■ **YOUR TASK**
Would you output the whole listing below, exactly as it reads?

■ **RECORDS TO PROCESS**
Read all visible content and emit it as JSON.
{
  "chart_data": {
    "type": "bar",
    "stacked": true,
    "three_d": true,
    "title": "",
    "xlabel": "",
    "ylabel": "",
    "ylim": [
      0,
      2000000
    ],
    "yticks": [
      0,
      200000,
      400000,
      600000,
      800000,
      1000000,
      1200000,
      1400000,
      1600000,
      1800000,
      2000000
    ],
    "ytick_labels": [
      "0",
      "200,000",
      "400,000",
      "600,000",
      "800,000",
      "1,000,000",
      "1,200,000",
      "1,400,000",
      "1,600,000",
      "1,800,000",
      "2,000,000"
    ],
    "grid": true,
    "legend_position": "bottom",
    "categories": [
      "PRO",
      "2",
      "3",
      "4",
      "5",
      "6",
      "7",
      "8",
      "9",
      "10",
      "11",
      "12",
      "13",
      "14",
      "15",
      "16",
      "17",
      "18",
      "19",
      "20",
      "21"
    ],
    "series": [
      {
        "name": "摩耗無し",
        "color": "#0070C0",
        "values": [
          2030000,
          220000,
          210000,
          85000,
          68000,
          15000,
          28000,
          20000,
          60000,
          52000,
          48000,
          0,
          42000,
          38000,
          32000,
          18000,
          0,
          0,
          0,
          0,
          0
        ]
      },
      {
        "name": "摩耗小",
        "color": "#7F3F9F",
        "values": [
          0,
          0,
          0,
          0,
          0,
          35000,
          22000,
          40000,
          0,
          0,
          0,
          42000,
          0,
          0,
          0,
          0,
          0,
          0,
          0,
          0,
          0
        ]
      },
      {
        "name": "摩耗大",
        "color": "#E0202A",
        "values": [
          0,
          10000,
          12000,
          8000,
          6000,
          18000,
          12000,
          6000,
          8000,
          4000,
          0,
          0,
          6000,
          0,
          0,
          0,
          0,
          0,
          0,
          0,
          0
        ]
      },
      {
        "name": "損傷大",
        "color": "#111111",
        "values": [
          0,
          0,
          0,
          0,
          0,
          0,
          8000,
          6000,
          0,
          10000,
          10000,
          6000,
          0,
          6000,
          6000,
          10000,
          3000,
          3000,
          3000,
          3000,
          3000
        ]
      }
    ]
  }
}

■ **TASK RESPONSE**
Read all visible content and emit it as JSON.
{
  "chart_data": {
    "type": "bar",
    "stacked": true,
    "three_d": true,
    "title": "",
    "xlabel": "",
    "ylabel": "",
    "ylim": [
      0,
      2000000
    ],
    "yticks": [
      0,
      200000,
      400000,
      600000,
      800000,
      1000000,
      1200000,
      1400000,
      1600000,
      1800000,
      2000000
    ],
    "ytick_labels": [
      "0",
      "200,000",
      "400,000",
      "600,000",
      "800,000",
      "1,000,000",
      "1,200,000",
      "1,400,000",
      "1,600,000",
      "1,800,000",
      "2,000,000"
    ],
    "grid": true,
    "legend_position": "bottom",
    "categories": [
      "PRO",
      "2",
      "3",
      "4",
      "5",
      "6",
      "7",
      "8",
      "9",
      "10",
      "11",
      "12",
      "13",
      "14",
      "15",
      "16",
      "17",
      "18",
      "19",
      "20",
      "21"
    ],
    "series": [
      {
        "name": "摩耗無し",
        "color": "#0070C0",
        "values": [
          2030000,
          220000,
          210000,
          85000,
          68000,
          15000,
          28000,
          20000,
          60000,
          52000,
          48000,
          0,
          42000,
          38000,
          32000,
          18000,
          0,
          0,
          0,
          0,
          0
        ]
      },
      {
        "name": "摩耗小",
        "color": "#7F3F9F",
        "values": [
          0,
          0,
          0,
          0,
          0,
          35000,
          22000,
          40000,
          0,
          0,
          0,
          42000,
          0,
          0,
          0,
          0,
          0,
          0,
          0,
          0,
          0
        ]
      },
      {
        "name": "摩耗大",
        "color": "#E0202A",
        "values": [
          0,
          10000,
          12000,
          8000,
          6000,
          18000,
          12000,
          6000,
          8000,
          4000,
          0,
          0,
          6000,
          0,
          0,
          0,
          0,
          0,
          0,
          0,
          0
        ]
      },
      {
        "name": "損傷大",
        "color": "#111111",
        "values": [
          0,
          0,
          0,
          0,
          0,
          0,
          8000,
          6000,
          0,
          10000,
          10000,
          6000,
          0,
          6000,
          6000,
          10000,
          3000,
          3000,
          3000,
          3000,
          3000
        ]
      }
    ]
  }
}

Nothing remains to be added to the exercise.